(REQUIRED TASK) Without including any images, repeat the data exactly.

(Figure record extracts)
/---

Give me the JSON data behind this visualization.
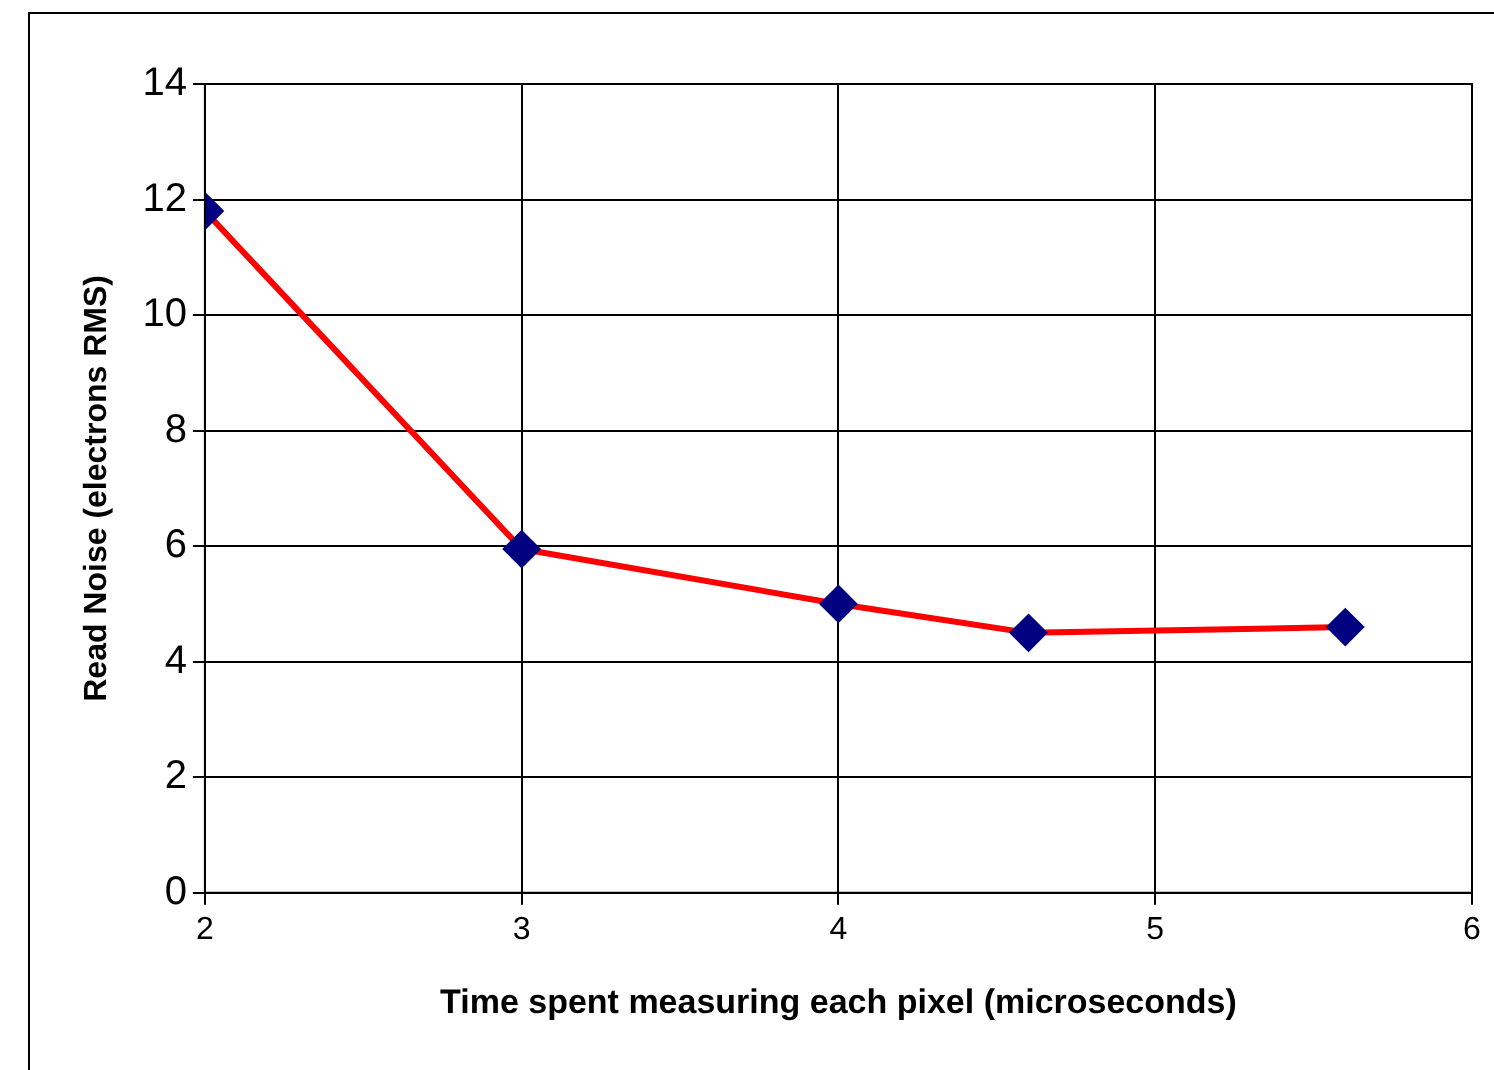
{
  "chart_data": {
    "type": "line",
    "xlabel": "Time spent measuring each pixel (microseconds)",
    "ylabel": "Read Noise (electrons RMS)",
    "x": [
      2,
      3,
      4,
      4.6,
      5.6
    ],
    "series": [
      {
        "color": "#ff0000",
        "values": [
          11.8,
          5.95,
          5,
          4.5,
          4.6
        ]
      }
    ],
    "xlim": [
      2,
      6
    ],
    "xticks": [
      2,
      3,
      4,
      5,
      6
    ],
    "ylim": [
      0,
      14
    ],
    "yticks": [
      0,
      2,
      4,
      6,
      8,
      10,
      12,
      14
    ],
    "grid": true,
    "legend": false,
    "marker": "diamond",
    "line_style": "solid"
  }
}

\---

(RESPONSE)
Give me the JSON data behind this visualization.
{
  "chart_data": {
    "type": "line",
    "xlabel": "Time spent measuring each pixel (microseconds)",
    "ylabel": "Read Noise (electrons RMS)",
    "x": [
      2,
      3,
      4,
      4.6,
      5.6
    ],
    "series": [
      {
        "color": "#ff0000",
        "values": [
          11.8,
          5.95,
          5,
          4.5,
          4.6
        ]
      }
    ],
    "xlim": [
      2,
      6
    ],
    "xticks": [
      2,
      3,
      4,
      5,
      6
    ],
    "ylim": [
      0,
      14
    ],
    "yticks": [
      0,
      2,
      4,
      6,
      8,
      10,
      12,
      14
    ],
    "grid": true,
    "legend": false,
    "marker": "diamond",
    "line_style": "solid"
  }
}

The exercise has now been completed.